* ENTRIES PROVIDED:
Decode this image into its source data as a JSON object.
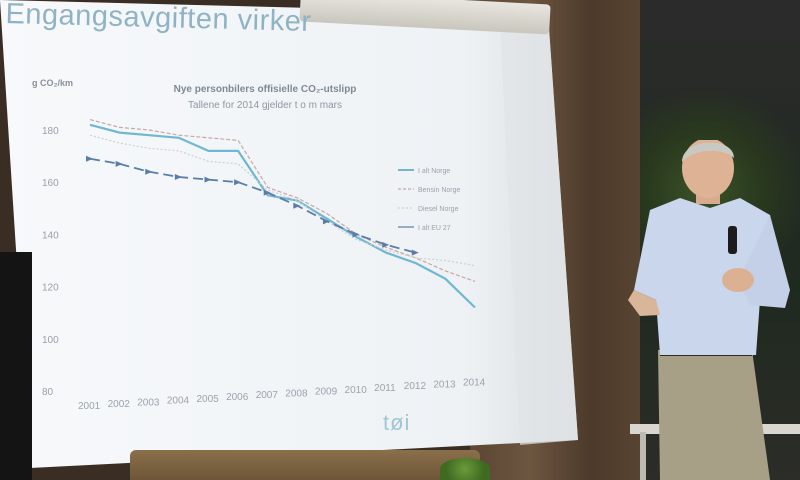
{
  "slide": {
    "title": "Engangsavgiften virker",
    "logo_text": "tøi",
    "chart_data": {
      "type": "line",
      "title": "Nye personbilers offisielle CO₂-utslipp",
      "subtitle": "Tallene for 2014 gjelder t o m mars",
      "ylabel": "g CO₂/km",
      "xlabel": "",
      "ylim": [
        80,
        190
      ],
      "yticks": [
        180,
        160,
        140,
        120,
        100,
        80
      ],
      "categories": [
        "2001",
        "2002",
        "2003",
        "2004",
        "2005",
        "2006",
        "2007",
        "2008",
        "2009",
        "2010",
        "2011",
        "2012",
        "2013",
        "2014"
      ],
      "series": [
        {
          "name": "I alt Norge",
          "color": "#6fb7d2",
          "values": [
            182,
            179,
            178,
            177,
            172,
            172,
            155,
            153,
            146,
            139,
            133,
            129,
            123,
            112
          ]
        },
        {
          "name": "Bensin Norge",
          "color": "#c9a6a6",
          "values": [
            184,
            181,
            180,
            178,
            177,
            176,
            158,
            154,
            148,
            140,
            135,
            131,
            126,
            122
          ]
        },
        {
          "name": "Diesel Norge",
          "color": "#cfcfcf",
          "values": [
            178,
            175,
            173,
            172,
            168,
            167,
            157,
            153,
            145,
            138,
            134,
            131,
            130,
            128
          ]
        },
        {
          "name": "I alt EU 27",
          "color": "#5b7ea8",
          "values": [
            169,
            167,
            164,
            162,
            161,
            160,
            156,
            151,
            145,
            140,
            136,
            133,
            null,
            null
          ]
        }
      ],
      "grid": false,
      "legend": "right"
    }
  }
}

...

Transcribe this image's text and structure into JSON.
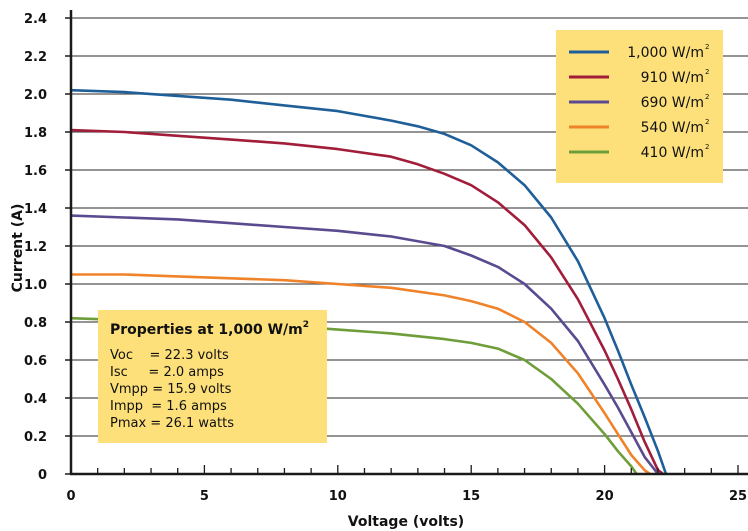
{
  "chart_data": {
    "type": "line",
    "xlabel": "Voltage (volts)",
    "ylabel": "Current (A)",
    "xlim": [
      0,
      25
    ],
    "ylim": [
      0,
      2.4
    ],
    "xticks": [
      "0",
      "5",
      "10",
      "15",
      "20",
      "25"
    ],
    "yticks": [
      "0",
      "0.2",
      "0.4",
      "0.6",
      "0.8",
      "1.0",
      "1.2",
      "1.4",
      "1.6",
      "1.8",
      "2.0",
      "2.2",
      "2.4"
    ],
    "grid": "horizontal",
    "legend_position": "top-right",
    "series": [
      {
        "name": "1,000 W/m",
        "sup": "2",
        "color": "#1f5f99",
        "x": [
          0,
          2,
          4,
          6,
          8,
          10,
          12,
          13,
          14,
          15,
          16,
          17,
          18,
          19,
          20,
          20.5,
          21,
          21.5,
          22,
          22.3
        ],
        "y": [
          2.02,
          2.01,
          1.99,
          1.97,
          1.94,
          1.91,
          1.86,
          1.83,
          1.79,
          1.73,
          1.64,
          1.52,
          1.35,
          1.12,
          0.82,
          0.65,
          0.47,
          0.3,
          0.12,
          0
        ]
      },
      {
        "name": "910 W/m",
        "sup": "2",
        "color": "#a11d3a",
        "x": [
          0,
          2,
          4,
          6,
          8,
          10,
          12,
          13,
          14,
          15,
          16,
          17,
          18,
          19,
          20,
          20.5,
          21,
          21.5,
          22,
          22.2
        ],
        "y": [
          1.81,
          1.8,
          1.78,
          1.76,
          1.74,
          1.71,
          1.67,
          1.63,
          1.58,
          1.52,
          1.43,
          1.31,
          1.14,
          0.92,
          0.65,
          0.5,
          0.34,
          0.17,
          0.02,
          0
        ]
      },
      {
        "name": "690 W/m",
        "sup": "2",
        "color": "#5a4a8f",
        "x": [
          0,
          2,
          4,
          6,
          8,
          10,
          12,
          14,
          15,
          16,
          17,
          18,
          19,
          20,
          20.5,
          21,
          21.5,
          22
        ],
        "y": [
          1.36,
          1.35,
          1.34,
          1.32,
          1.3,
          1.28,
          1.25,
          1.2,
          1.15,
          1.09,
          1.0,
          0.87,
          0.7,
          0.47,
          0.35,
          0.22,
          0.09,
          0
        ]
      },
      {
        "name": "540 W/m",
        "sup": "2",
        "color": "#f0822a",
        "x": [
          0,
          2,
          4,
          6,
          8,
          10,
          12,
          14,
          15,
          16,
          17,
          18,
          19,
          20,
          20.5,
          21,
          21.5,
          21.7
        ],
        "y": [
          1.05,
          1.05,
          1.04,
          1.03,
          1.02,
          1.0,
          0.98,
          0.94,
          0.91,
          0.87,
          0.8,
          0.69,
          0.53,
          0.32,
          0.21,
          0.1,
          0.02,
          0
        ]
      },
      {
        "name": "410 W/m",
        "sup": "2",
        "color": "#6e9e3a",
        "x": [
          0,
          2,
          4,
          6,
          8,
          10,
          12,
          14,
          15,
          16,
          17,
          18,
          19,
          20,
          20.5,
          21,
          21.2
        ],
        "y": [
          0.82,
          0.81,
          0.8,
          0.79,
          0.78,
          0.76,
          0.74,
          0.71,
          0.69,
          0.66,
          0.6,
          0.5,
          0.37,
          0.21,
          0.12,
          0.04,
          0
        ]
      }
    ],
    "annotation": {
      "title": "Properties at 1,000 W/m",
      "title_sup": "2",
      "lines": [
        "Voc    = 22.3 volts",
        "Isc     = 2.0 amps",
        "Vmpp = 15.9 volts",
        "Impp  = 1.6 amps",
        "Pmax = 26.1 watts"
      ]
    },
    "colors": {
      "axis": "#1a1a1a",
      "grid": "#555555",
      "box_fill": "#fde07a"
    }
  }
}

* TASK INSTRUCTIONS:
From the records above, copy every line that holds the word "this".

* WRITTEN ANSWER:
Decode this image into its source data as a JSON object.
Transcribe this image's text and structure into JSON.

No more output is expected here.